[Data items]
------------------------------------------------

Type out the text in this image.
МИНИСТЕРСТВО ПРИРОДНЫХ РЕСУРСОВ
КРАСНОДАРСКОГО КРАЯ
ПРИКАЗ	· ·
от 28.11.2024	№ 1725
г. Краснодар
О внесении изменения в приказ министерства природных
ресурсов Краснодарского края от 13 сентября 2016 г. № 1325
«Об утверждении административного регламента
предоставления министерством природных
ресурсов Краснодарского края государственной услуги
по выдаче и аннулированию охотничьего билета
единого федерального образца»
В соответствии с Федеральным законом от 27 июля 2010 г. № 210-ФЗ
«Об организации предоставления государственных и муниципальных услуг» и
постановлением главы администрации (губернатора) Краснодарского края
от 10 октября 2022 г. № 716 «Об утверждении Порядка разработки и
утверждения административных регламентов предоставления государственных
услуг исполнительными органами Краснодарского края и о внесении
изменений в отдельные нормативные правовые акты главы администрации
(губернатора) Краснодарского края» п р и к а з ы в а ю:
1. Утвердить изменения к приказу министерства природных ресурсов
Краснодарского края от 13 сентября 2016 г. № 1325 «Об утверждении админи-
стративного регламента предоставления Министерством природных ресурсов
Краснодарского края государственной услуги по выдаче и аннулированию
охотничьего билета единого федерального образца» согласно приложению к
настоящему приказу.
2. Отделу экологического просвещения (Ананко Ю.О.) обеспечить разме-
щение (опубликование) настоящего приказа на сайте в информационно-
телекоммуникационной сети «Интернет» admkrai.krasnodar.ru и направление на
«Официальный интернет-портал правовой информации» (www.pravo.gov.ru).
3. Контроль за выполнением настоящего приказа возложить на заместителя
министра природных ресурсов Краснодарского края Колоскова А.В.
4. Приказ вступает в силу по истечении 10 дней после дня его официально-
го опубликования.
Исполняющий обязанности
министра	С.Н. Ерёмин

------------------------------------------------

▶ Exercise goal
Look through the data above. Copy every line with the string "утверждении" in it.

▶ Result below
«Об утверждении административного регламента
от 10 октября 2022 г. № 716 «Об утверждении Порядка разработки и
Краснодарского края от 13 сентября 2016 г. № 1325 «Об утверждении админи-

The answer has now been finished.